__TEXT SECTION__:

Do you think Christian Yelich may have a chance to start? With the Marlins going with so many rookies, would playing Yelich really hurt?
-- Josh B., Lancaster, Pa.
Yelich, ranked No. 1 by MLB.com on the Marlins' Top 20 Prospects list, projects to open the season at Double-A Jacksonville. I think one reason the team hasn't aggressively tested the market for a center fielder is they believe Yelich could be ready to take over, either midway through the 2013 season or the start of '14.
How quickly he arrives at the big leagues will be up to his performance. The Marlins have not hesitated moving players up from Double-A to the big leagues, but only after they've shown success at that level.
But I don't expect Yelich to win the starting big league job for 2013, even if he has a terrific Spring Training.

__DATASET EXCERPT__:
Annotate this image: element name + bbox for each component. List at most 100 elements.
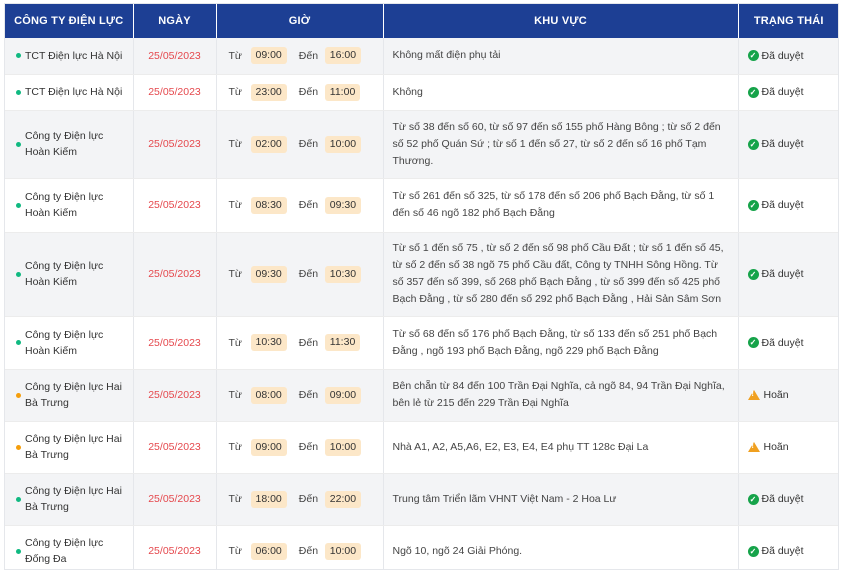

__PARTS OF THE EXERCISE__:
a: In the text about Christian Yelich above, copy the passage starting with "Do you think" and going on through "start of '14.".
b: Rewrite the paragraph of the Christian Yelich text that begins "Yelich, ranked No. 1" as a short bulleted list, keeping its main facts.

__ANSWERS GIVEN__:
a:
Do you think Christian Yelich may have a chance to start? With the Marlins going with so many rookies, would playing Yelich really hurt?
-- Josh B., Lancaster, Pa.
Yelich, ranked No. 1 by MLB.com on the Marlins' Top 20 Prospects list, projects to open the season at Double-A Jacksonville. I think one reason the team hasn't aggressively tested the market for a center fielder is they believe Yelich could be ready to take over, either midway through the 2013 season or the start of '14.

b:
- MLB.com ranks Yelich No. 1 on the Marlins' Top 20 Prospects list.
- He projects to open the season at Double-A Jacksonville.
- One likely reason the team hasn't aggressively tested the market for a center fielder: they believe Yelich could be ready to take over, either midway through 2013 or at the start of '14.